[Dataset entries]
§ §
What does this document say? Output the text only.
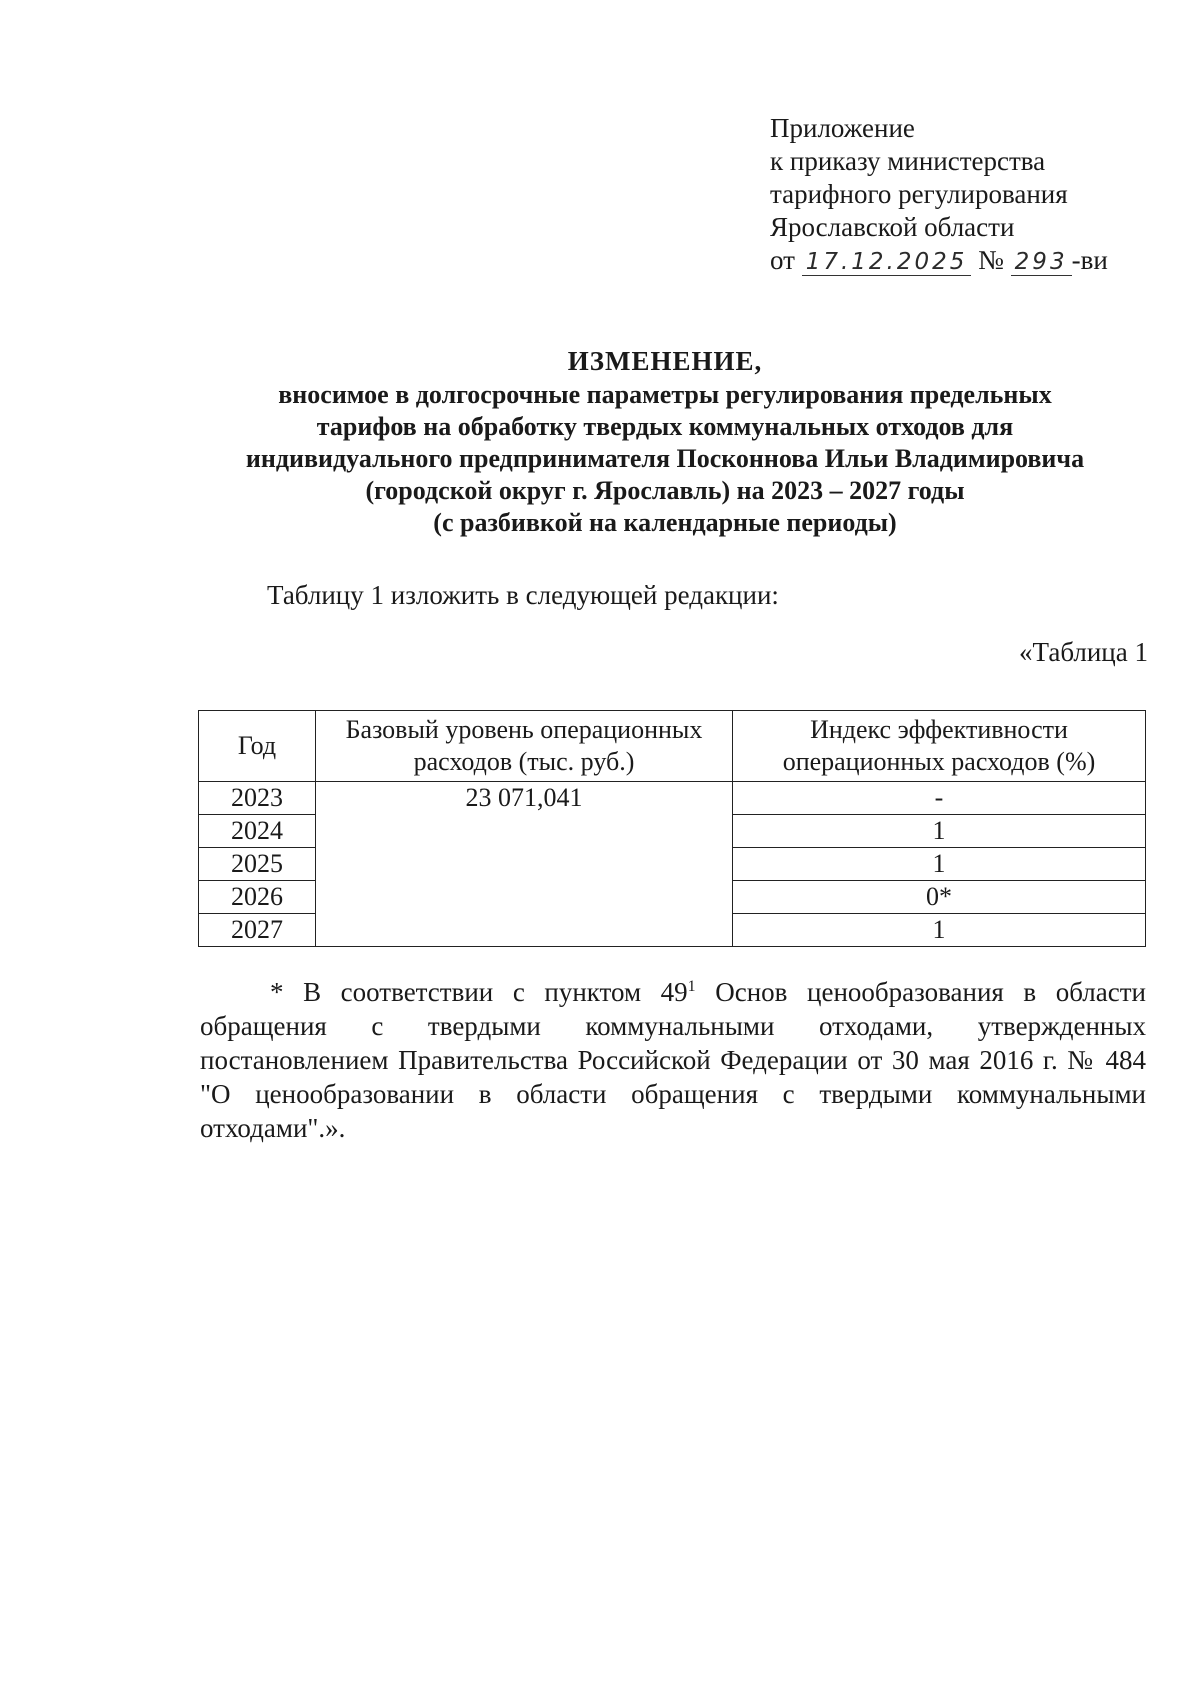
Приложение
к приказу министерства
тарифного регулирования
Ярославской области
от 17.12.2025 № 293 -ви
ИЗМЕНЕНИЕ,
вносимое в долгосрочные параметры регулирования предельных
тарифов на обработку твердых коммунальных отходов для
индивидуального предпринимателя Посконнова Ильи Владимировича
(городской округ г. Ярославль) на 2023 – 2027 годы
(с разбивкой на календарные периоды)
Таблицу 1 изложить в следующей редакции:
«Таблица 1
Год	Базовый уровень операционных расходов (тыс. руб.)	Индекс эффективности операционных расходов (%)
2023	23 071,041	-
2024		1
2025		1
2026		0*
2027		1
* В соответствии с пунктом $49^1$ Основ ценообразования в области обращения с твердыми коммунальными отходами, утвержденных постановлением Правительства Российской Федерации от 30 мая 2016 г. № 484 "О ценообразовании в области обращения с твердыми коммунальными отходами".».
§ §
Task details:
Return the material exactly as given, apart from the pictures.

Solved exercise:
What does this document say? Output the text only.
Приложение
к приказу министерства
тарифного регулирования
Ярославской области
от 17.12.2025 № 293 -ви
ИЗМЕНЕНИЕ,
вносимое в долгосрочные параметры регулирования предельных
тарифов на обработку твердых коммунальных отходов для
индивидуального предпринимателя Посконнова Ильи Владимировича
(городской округ г. Ярославль) на 2023 – 2027 годы
(с разбивкой на календарные периоды)
Таблицу 1 изложить в следующей редакции:
«Таблица 1
Год	Базовый уровень операционных расходов (тыс. руб.)	Индекс эффективности операционных расходов (%)
2023	23 071,041	-
2024		1
2025		1
2026		0*
2027		1
* В соответствии с пунктом $49^1$ Основ ценообразования в области обращения с твердыми коммунальными отходами, утвержденных постановлением Правительства Российской Федерации от 30 мая 2016 г. № 484 "О ценообразовании в области обращения с твердыми коммунальными отходами".».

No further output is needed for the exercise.